● Work to be completed
Change every "kpoint-label" in the records to "k-point-label", and reproduce the lines with nothing else altered.

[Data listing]

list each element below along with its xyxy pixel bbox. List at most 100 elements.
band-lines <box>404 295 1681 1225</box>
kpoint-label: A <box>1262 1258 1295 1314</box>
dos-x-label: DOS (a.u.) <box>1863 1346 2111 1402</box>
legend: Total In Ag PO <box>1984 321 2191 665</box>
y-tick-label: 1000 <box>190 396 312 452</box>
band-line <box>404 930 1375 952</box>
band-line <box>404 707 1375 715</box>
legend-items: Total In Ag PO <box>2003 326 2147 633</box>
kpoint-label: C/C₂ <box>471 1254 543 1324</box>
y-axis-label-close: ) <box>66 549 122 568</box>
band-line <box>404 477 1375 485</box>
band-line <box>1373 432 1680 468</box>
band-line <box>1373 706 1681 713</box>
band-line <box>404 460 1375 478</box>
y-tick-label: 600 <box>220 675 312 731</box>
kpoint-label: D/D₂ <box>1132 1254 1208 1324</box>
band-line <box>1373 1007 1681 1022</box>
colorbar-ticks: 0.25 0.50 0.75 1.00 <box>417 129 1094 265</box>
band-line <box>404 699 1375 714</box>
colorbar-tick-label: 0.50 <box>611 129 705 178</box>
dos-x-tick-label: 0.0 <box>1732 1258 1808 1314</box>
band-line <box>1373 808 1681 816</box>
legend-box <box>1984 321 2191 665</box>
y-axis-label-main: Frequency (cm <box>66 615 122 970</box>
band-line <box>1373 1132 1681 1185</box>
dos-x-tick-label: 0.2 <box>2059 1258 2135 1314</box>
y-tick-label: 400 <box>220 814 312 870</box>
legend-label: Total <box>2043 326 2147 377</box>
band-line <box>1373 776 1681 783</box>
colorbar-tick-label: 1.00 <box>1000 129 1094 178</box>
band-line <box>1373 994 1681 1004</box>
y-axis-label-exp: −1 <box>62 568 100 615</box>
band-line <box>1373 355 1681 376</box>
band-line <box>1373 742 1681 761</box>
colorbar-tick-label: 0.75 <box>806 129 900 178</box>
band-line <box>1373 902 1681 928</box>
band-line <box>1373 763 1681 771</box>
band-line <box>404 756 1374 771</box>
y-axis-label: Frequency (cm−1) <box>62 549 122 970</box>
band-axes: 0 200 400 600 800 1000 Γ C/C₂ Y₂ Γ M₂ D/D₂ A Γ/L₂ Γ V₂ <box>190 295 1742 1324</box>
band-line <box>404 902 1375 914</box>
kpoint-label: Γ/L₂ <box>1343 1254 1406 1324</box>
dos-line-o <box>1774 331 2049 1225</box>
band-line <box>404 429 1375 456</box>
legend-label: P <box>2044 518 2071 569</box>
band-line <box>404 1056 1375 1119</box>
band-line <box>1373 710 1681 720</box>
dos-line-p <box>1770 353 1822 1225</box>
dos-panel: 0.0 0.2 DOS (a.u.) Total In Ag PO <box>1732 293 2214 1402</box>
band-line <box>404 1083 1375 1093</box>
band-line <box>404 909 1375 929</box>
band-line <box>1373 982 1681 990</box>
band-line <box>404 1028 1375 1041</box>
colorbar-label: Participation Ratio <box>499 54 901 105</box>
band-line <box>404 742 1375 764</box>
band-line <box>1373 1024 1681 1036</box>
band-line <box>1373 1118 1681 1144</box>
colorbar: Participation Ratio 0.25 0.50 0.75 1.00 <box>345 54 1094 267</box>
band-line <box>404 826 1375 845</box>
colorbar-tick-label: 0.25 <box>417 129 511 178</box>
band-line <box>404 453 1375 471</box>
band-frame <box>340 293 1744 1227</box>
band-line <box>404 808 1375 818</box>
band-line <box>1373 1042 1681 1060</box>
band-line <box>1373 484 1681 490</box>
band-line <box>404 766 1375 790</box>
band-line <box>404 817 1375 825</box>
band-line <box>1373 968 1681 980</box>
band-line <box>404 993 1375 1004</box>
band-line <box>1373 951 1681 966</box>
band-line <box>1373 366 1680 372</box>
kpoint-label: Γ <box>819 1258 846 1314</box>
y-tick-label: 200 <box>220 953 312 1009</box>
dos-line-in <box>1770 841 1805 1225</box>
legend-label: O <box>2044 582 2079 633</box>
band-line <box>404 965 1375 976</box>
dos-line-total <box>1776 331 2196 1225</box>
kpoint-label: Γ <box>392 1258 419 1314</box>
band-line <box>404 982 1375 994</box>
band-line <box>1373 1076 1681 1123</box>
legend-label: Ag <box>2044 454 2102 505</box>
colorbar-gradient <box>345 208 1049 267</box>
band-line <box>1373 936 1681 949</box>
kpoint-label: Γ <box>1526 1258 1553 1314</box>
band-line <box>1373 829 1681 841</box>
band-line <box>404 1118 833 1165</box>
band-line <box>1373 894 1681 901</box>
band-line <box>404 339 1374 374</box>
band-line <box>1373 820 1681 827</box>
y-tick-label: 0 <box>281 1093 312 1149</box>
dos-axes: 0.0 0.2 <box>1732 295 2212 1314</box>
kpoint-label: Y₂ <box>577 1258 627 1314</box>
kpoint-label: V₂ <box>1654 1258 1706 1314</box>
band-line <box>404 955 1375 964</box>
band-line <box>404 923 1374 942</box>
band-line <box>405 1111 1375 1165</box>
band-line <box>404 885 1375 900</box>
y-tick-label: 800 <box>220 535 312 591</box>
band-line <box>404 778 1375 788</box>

● Worked solution
list each element below along with its xyxy pixel bbox. List at most 100 elements.
band-lines <box>404 295 1681 1225</box>
k-point-label: A <box>1262 1258 1295 1314</box>
dos-x-label: DOS (a.u.) <box>1863 1346 2111 1402</box>
legend: Total In Ag PO <box>1984 321 2191 665</box>
y-tick-label: 1000 <box>190 396 312 452</box>
band-line <box>404 930 1375 952</box>
band-line <box>404 707 1375 715</box>
legend-items: Total In Ag PO <box>2003 326 2147 633</box>
k-point-label: C/C₂ <box>471 1254 543 1324</box>
y-axis-label-close: ) <box>66 549 122 568</box>
band-line <box>404 477 1375 485</box>
band-line <box>1373 432 1680 468</box>
band-line <box>1373 706 1681 713</box>
band-line <box>404 460 1375 478</box>
y-tick-label: 600 <box>220 675 312 731</box>
k-point-label: D/D₂ <box>1132 1254 1208 1324</box>
band-line <box>1373 1007 1681 1022</box>
colorbar-ticks: 0.25 0.50 0.75 1.00 <box>417 129 1094 265</box>
band-line <box>404 699 1375 714</box>
colorbar-tick-label: 0.50 <box>611 129 705 178</box>
dos-x-tick-label: 0.0 <box>1732 1258 1808 1314</box>
band-line <box>1373 808 1681 816</box>
legend-box <box>1984 321 2191 665</box>
y-axis-label-main: Frequency (cm <box>66 615 122 970</box>
band-line <box>1373 1132 1681 1185</box>
dos-x-tick-label: 0.2 <box>2059 1258 2135 1314</box>
y-tick-label: 400 <box>220 814 312 870</box>
legend-label: Total <box>2043 326 2147 377</box>
band-line <box>1373 776 1681 783</box>
colorbar-tick-label: 1.00 <box>1000 129 1094 178</box>
band-line <box>1373 994 1681 1004</box>
y-axis-label-exp: −1 <box>62 568 100 615</box>
band-line <box>1373 355 1681 376</box>
band-line <box>1373 742 1681 761</box>
colorbar-tick-label: 0.75 <box>806 129 900 178</box>
band-line <box>1373 902 1681 928</box>
band-line <box>1373 763 1681 771</box>
band-line <box>404 756 1374 771</box>
y-axis-label: Frequency (cm−1) <box>62 549 122 970</box>
band-axes: 0 200 400 600 800 1000 Γ C/C₂ Y₂ Γ M₂ D/D₂ A Γ/L₂ Γ V₂ <box>190 295 1742 1324</box>
band-line <box>404 902 1375 914</box>
k-point-label: Γ/L₂ <box>1343 1254 1406 1324</box>
dos-line-o <box>1774 331 2049 1225</box>
band-line <box>404 429 1375 456</box>
legend-label: P <box>2044 518 2071 569</box>
band-line <box>404 1056 1375 1119</box>
band-line <box>1373 710 1681 720</box>
dos-line-p <box>1770 353 1822 1225</box>
dos-panel: 0.0 0.2 DOS (a.u.) Total In Ag PO <box>1732 293 2214 1402</box>
band-line <box>404 1083 1375 1093</box>
band-line <box>404 909 1375 929</box>
band-line <box>1373 982 1681 990</box>
band-line <box>404 1028 1375 1041</box>
colorbar-label: Participation Ratio <box>499 54 901 105</box>
band-line <box>404 742 1375 764</box>
band-line <box>1373 1024 1681 1036</box>
band-line <box>1373 1118 1681 1144</box>
colorbar: Participation Ratio 0.25 0.50 0.75 1.00 <box>345 54 1094 267</box>
band-line <box>404 826 1375 845</box>
colorbar-tick-label: 0.25 <box>417 129 511 178</box>
band-line <box>404 453 1375 471</box>
band-frame <box>340 293 1744 1227</box>
band-line <box>404 808 1375 818</box>
band-line <box>1373 1042 1681 1060</box>
band-line <box>1373 484 1681 490</box>
band-line <box>404 766 1375 790</box>
band-line <box>404 817 1375 825</box>
band-line <box>1373 968 1681 980</box>
band-line <box>404 993 1375 1004</box>
band-line <box>1373 951 1681 966</box>
band-line <box>1373 366 1680 372</box>
k-point-label: Γ <box>819 1258 846 1314</box>
y-tick-label: 200 <box>220 953 312 1009</box>
dos-line-in <box>1770 841 1805 1225</box>
legend-label: O <box>2044 582 2079 633</box>
band-line <box>404 965 1375 976</box>
dos-line-total <box>1776 331 2196 1225</box>
k-point-label: Γ <box>392 1258 419 1314</box>
band-line <box>404 982 1375 994</box>
band-line <box>1373 1076 1681 1123</box>
legend-label: Ag <box>2044 454 2102 505</box>
colorbar-gradient <box>345 208 1049 267</box>
band-line <box>1373 936 1681 949</box>
k-point-label: Γ <box>1526 1258 1553 1314</box>
band-line <box>1373 829 1681 841</box>
band-line <box>404 1118 833 1165</box>
band-line <box>1373 894 1681 901</box>
band-line <box>404 339 1374 374</box>
band-line <box>1373 820 1681 827</box>
y-tick-label: 0 <box>281 1093 312 1149</box>
dos-axes: 0.0 0.2 <box>1732 295 2212 1314</box>
k-point-label: Y₂ <box>577 1258 627 1314</box>
k-point-label: V₂ <box>1654 1258 1706 1314</box>
band-line <box>404 955 1375 964</box>
band-line <box>404 923 1374 942</box>
band-line <box>405 1111 1375 1165</box>
band-line <box>404 885 1375 900</box>
y-tick-label: 800 <box>220 535 312 591</box>
band-line <box>404 778 1375 788</box>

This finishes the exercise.